PROMPT = Reproduce each of the lines word for word.

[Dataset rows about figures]

= = = = =

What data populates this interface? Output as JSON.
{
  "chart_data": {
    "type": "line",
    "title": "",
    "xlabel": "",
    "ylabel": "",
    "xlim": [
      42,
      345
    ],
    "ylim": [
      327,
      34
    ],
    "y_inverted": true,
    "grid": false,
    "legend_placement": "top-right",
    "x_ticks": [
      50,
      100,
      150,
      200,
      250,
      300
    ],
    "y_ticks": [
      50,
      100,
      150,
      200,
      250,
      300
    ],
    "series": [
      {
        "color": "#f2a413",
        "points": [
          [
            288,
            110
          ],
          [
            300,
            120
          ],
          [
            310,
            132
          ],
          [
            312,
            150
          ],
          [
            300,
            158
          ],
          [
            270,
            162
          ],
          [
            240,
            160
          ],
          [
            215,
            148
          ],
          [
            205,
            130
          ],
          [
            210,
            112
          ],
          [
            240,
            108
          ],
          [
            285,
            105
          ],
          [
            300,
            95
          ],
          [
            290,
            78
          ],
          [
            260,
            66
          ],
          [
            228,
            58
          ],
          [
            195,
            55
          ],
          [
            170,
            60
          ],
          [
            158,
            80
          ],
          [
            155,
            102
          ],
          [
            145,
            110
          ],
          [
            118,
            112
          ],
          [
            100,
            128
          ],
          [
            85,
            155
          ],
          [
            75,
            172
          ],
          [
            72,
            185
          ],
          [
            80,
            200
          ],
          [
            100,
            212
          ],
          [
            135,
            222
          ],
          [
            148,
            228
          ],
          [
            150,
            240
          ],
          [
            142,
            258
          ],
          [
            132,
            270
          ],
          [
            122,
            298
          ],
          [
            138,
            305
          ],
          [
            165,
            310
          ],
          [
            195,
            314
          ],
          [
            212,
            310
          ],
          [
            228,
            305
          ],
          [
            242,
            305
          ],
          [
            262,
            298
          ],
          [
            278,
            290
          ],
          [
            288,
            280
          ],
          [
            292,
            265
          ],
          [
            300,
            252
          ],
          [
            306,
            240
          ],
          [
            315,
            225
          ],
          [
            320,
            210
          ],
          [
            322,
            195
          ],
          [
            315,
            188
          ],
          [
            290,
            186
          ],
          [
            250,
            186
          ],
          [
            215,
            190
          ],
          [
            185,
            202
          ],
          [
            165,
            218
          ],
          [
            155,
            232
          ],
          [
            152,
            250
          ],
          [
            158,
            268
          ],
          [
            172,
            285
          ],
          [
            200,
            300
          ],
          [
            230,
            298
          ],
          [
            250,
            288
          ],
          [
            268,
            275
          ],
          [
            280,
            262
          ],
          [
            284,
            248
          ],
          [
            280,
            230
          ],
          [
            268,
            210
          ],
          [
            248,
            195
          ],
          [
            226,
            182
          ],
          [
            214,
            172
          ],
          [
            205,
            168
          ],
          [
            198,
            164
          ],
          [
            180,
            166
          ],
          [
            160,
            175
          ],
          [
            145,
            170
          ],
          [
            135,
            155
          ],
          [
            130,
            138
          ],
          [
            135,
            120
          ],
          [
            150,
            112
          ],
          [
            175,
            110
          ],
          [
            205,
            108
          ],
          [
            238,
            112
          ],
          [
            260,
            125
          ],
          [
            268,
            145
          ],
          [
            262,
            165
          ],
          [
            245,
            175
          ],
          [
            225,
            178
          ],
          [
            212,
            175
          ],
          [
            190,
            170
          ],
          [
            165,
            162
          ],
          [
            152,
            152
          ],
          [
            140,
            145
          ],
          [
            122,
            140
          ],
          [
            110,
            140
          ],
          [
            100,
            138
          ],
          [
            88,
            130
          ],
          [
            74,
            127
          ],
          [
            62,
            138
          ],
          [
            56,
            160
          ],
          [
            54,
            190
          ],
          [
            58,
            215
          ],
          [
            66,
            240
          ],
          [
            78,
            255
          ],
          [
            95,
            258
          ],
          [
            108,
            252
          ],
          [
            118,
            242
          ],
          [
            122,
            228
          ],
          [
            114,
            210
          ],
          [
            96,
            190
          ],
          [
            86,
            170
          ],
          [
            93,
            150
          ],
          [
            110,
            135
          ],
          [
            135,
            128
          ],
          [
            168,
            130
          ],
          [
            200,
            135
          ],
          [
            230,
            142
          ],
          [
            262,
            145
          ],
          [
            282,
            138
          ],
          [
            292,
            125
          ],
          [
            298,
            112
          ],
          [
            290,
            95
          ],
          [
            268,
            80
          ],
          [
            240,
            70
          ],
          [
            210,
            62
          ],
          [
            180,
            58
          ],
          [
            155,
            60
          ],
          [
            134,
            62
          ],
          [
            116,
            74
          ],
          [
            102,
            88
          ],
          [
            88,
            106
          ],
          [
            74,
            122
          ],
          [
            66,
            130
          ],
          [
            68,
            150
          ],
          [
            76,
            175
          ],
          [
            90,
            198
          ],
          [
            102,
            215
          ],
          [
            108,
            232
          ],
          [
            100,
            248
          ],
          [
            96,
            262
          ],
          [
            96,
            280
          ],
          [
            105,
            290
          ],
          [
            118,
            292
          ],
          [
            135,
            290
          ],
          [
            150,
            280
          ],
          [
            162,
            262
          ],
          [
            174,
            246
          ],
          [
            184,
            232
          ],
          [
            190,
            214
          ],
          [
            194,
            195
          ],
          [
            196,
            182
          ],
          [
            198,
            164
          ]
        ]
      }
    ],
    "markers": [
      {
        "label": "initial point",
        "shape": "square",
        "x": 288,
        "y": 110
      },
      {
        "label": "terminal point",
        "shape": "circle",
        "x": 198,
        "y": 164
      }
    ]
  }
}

= = = = =

EXERCISE RESPONSE =
What data populates this interface? Output as JSON.
{
  "chart_data": {
    "type": "line",
    "title": "",
    "xlabel": "",
    "ylabel": "",
    "xlim": [
      42,
      345
    ],
    "ylim": [
      327,
      34
    ],
    "y_inverted": true,
    "grid": false,
    "legend_placement": "top-right",
    "x_ticks": [
      50,
      100,
      150,
      200,
      250,
      300
    ],
    "y_ticks": [
      50,
      100,
      150,
      200,
      250,
      300
    ],
    "series": [
      {
        "color": "#f2a413",
        "points": [
          [
            288,
            110
          ],
          [
            300,
            120
          ],
          [
            310,
            132
          ],
          [
            312,
            150
          ],
          [
            300,
            158
          ],
          [
            270,
            162
          ],
          [
            240,
            160
          ],
          [
            215,
            148
          ],
          [
            205,
            130
          ],
          [
            210,
            112
          ],
          [
            240,
            108
          ],
          [
            285,
            105
          ],
          [
            300,
            95
          ],
          [
            290,
            78
          ],
          [
            260,
            66
          ],
          [
            228,
            58
          ],
          [
            195,
            55
          ],
          [
            170,
            60
          ],
          [
            158,
            80
          ],
          [
            155,
            102
          ],
          [
            145,
            110
          ],
          [
            118,
            112
          ],
          [
            100,
            128
          ],
          [
            85,
            155
          ],
          [
            75,
            172
          ],
          [
            72,
            185
          ],
          [
            80,
            200
          ],
          [
            100,
            212
          ],
          [
            135,
            222
          ],
          [
            148,
            228
          ],
          [
            150,
            240
          ],
          [
            142,
            258
          ],
          [
            132,
            270
          ],
          [
            122,
            298
          ],
          [
            138,
            305
          ],
          [
            165,
            310
          ],
          [
            195,
            314
          ],
          [
            212,
            310
          ],
          [
            228,
            305
          ],
          [
            242,
            305
          ],
          [
            262,
            298
          ],
          [
            278,
            290
          ],
          [
            288,
            280
          ],
          [
            292,
            265
          ],
          [
            300,
            252
          ],
          [
            306,
            240
          ],
          [
            315,
            225
          ],
          [
            320,
            210
          ],
          [
            322,
            195
          ],
          [
            315,
            188
          ],
          [
            290,
            186
          ],
          [
            250,
            186
          ],
          [
            215,
            190
          ],
          [
            185,
            202
          ],
          [
            165,
            218
          ],
          [
            155,
            232
          ],
          [
            152,
            250
          ],
          [
            158,
            268
          ],
          [
            172,
            285
          ],
          [
            200,
            300
          ],
          [
            230,
            298
          ],
          [
            250,
            288
          ],
          [
            268,
            275
          ],
          [
            280,
            262
          ],
          [
            284,
            248
          ],
          [
            280,
            230
          ],
          [
            268,
            210
          ],
          [
            248,
            195
          ],
          [
            226,
            182
          ],
          [
            214,
            172
          ],
          [
            205,
            168
          ],
          [
            198,
            164
          ],
          [
            180,
            166
          ],
          [
            160,
            175
          ],
          [
            145,
            170
          ],
          [
            135,
            155
          ],
          [
            130,
            138
          ],
          [
            135,
            120
          ],
          [
            150,
            112
          ],
          [
            175,
            110
          ],
          [
            205,
            108
          ],
          [
            238,
            112
          ],
          [
            260,
            125
          ],
          [
            268,
            145
          ],
          [
            262,
            165
          ],
          [
            245,
            175
          ],
          [
            225,
            178
          ],
          [
            212,
            175
          ],
          [
            190,
            170
          ],
          [
            165,
            162
          ],
          [
            152,
            152
          ],
          [
            140,
            145
          ],
          [
            122,
            140
          ],
          [
            110,
            140
          ],
          [
            100,
            138
          ],
          [
            88,
            130
          ],
          [
            74,
            127
          ],
          [
            62,
            138
          ],
          [
            56,
            160
          ],
          [
            54,
            190
          ],
          [
            58,
            215
          ],
          [
            66,
            240
          ],
          [
            78,
            255
          ],
          [
            95,
            258
          ],
          [
            108,
            252
          ],
          [
            118,
            242
          ],
          [
            122,
            228
          ],
          [
            114,
            210
          ],
          [
            96,
            190
          ],
          [
            86,
            170
          ],
          [
            93,
            150
          ],
          [
            110,
            135
          ],
          [
            135,
            128
          ],
          [
            168,
            130
          ],
          [
            200,
            135
          ],
          [
            230,
            142
          ],
          [
            262,
            145
          ],
          [
            282,
            138
          ],
          [
            292,
            125
          ],
          [
            298,
            112
          ],
          [
            290,
            95
          ],
          [
            268,
            80
          ],
          [
            240,
            70
          ],
          [
            210,
            62
          ],
          [
            180,
            58
          ],
          [
            155,
            60
          ],
          [
            134,
            62
          ],
          [
            116,
            74
          ],
          [
            102,
            88
          ],
          [
            88,
            106
          ],
          [
            74,
            122
          ],
          [
            66,
            130
          ],
          [
            68,
            150
          ],
          [
            76,
            175
          ],
          [
            90,
            198
          ],
          [
            102,
            215
          ],
          [
            108,
            232
          ],
          [
            100,
            248
          ],
          [
            96,
            262
          ],
          [
            96,
            280
          ],
          [
            105,
            290
          ],
          [
            118,
            292
          ],
          [
            135,
            290
          ],
          [
            150,
            280
          ],
          [
            162,
            262
          ],
          [
            174,
            246
          ],
          [
            184,
            232
          ],
          [
            190,
            214
          ],
          [
            194,
            195
          ],
          [
            196,
            182
          ],
          [
            198,
            164
          ]
        ]
      }
    ],
    "markers": [
      {
        "label": "initial point",
        "shape": "square",
        "x": 288,
        "y": 110
      },
      {
        "label": "terminal point",
        "shape": "circle",
        "x": 198,
        "y": 164
      }
    ]
  }
}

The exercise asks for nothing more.